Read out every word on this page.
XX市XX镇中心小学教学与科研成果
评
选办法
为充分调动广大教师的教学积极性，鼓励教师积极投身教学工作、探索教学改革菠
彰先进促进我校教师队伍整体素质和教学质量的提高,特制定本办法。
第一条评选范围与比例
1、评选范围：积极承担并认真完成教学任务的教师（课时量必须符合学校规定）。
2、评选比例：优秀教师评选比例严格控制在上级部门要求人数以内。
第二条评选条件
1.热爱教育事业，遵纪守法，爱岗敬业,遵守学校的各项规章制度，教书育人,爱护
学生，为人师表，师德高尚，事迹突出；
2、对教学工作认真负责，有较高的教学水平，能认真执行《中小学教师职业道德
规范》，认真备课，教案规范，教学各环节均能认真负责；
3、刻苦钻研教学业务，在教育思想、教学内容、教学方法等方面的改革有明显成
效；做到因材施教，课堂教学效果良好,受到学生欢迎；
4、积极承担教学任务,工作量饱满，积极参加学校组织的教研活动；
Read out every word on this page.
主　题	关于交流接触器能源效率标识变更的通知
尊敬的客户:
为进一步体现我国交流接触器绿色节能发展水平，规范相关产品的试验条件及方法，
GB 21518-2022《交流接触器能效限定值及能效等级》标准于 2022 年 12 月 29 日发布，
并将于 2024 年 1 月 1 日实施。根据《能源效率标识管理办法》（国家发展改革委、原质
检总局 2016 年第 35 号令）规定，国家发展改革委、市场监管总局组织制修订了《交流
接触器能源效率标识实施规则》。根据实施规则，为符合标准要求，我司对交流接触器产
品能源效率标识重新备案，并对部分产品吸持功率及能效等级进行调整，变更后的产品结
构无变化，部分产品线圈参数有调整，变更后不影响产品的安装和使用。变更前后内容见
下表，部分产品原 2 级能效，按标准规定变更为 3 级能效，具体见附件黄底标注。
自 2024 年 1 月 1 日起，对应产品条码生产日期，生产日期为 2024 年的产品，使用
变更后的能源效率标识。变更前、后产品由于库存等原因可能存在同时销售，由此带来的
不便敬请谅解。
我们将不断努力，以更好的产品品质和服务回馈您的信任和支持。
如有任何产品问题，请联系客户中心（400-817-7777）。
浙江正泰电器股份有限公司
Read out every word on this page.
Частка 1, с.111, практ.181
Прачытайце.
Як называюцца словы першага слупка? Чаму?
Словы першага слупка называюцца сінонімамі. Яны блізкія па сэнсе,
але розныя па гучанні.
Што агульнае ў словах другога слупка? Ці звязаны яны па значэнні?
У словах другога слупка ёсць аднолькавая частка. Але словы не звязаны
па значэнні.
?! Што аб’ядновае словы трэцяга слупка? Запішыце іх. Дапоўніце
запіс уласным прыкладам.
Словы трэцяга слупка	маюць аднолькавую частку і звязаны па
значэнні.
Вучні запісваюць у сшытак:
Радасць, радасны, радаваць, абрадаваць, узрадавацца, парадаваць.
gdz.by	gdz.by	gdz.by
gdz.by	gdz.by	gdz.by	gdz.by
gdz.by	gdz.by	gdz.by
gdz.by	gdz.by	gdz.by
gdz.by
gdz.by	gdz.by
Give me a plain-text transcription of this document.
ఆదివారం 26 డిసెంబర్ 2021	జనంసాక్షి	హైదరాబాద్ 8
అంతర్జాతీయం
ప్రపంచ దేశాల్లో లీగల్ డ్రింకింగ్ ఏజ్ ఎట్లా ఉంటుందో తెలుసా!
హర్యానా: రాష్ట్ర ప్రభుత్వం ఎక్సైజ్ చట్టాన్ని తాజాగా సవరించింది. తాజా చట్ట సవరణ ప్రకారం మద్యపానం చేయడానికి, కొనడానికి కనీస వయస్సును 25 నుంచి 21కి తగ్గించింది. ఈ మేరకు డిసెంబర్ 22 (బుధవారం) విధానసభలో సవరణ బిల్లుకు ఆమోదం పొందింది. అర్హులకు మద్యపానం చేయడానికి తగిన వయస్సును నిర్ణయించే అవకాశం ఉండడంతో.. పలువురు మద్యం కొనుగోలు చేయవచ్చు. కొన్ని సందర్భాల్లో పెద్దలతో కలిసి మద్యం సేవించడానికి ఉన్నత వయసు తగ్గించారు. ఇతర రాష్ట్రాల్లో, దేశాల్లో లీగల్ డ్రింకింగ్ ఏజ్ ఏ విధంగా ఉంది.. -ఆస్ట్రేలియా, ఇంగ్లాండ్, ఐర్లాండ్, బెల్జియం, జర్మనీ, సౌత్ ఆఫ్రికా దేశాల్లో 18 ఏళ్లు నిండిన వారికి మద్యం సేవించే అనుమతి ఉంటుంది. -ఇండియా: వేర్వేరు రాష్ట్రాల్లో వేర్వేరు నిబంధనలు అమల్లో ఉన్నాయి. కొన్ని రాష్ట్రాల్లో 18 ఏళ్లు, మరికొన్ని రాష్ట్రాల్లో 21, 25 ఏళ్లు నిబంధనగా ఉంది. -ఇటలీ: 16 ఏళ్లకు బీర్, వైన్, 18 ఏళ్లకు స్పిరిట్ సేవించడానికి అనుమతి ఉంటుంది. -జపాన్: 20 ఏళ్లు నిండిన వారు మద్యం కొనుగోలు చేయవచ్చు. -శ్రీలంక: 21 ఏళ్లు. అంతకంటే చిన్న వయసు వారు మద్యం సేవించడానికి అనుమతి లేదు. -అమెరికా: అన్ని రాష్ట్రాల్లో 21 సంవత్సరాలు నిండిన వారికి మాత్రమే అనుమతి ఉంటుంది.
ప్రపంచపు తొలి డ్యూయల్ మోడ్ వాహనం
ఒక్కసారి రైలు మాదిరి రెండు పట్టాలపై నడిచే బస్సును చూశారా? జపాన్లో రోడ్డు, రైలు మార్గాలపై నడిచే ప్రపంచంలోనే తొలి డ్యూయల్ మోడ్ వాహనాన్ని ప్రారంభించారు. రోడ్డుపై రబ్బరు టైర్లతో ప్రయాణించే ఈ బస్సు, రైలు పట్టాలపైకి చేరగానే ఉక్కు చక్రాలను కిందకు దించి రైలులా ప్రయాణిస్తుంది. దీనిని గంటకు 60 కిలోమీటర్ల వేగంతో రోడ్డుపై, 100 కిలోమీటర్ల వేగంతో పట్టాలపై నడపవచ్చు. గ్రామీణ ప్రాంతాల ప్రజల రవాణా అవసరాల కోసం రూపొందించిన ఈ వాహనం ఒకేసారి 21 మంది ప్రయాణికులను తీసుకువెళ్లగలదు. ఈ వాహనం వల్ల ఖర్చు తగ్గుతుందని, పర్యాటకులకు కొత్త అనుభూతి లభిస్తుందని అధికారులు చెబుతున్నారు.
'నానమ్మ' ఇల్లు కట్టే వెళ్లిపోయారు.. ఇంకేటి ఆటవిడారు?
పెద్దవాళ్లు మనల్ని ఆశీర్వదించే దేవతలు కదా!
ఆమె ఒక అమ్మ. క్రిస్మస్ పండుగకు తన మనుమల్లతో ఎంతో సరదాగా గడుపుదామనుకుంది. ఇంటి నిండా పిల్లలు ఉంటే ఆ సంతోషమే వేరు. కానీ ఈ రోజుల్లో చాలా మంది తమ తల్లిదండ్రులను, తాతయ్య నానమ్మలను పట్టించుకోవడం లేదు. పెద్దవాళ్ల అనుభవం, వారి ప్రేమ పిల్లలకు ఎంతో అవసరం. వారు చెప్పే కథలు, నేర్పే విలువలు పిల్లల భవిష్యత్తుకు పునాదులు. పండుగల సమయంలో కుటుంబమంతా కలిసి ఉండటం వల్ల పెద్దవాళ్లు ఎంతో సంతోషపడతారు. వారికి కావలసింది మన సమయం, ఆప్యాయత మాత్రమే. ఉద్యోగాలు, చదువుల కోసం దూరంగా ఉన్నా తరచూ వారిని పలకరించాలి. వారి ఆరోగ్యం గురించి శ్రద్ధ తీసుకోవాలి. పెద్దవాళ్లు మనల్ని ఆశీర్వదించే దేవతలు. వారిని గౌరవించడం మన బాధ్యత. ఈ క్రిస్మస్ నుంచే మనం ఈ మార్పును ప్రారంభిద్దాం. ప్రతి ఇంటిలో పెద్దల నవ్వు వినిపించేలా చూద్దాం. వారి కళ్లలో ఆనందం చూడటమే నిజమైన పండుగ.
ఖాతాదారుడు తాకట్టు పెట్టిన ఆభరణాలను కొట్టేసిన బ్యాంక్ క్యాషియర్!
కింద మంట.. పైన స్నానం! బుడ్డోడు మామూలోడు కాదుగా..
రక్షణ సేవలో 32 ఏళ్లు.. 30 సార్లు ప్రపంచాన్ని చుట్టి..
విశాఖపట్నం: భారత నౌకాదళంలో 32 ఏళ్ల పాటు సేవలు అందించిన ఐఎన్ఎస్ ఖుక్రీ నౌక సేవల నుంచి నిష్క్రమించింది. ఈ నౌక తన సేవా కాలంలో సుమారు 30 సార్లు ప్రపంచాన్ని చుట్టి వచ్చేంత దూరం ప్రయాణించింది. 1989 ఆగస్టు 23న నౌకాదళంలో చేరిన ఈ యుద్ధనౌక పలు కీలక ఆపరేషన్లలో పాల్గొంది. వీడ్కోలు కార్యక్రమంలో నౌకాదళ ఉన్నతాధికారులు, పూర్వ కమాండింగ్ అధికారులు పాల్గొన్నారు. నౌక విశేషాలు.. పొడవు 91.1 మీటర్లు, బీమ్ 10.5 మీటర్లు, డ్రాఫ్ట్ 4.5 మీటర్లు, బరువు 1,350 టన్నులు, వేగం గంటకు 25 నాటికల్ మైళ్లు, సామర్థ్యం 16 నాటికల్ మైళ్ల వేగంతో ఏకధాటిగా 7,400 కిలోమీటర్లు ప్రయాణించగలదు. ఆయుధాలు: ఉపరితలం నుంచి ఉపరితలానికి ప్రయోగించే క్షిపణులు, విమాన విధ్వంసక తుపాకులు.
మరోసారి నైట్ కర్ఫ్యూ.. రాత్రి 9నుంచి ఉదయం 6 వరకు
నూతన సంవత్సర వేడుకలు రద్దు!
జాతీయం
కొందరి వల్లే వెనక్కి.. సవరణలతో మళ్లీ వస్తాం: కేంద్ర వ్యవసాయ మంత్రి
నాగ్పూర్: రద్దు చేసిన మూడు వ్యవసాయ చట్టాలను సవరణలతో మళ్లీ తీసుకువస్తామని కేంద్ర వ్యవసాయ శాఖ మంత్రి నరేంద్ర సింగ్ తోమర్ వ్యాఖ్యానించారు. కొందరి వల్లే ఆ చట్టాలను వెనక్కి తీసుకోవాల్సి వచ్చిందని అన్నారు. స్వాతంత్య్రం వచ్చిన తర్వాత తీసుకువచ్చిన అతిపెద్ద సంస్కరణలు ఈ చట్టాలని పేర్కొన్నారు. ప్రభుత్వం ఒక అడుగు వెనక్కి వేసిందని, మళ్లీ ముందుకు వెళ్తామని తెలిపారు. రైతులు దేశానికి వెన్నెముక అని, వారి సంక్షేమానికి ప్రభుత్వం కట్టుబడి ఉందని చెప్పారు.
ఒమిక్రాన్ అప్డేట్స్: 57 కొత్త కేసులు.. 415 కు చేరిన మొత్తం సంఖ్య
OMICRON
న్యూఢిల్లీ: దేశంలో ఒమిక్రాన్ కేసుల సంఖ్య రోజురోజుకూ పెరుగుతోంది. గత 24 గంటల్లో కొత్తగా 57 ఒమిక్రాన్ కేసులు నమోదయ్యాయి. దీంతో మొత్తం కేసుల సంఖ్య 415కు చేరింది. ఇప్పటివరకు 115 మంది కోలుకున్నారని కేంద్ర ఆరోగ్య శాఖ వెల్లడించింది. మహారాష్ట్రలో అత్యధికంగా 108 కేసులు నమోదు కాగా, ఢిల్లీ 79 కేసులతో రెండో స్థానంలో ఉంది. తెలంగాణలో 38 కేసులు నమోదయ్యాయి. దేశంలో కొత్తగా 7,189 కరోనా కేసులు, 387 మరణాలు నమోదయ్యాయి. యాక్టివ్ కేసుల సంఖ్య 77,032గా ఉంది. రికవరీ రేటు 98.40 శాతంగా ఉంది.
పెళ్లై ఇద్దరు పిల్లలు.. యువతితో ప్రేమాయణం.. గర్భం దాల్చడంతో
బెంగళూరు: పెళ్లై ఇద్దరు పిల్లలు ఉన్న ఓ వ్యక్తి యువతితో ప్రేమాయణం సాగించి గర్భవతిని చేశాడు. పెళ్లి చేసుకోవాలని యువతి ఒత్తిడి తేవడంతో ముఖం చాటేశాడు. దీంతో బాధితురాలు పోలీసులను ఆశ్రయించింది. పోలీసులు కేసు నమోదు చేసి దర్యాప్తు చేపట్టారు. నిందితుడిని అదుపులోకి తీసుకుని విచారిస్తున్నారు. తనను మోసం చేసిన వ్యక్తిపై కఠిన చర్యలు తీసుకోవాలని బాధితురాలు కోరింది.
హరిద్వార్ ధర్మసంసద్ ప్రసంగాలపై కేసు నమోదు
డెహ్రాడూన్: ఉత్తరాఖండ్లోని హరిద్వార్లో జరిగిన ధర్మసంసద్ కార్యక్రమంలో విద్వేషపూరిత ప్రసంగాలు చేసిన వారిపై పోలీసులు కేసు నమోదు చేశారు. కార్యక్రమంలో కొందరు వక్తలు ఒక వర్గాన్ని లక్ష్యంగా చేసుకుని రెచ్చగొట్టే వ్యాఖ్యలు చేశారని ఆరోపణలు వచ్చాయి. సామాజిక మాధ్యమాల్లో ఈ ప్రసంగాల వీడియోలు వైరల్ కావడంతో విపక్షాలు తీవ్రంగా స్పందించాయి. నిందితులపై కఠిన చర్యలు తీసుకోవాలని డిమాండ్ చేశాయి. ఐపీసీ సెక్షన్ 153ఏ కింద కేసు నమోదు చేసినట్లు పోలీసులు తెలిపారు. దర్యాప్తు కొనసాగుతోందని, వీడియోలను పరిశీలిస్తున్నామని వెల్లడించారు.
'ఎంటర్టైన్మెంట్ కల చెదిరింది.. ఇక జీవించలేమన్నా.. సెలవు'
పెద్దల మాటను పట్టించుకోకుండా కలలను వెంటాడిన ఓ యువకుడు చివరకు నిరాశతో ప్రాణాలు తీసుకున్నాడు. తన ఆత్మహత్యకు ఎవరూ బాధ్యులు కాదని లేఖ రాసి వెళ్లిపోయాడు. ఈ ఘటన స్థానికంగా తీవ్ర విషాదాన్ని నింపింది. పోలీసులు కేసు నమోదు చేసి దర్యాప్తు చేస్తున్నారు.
====================
Extract every line from the records above that contains the word "словах".

Што агульнае ў словах другога слупка? Ці звязаны яны па значэнні?
У словах другога слупка ёсць аднолькавая частка. Але словы не звязаны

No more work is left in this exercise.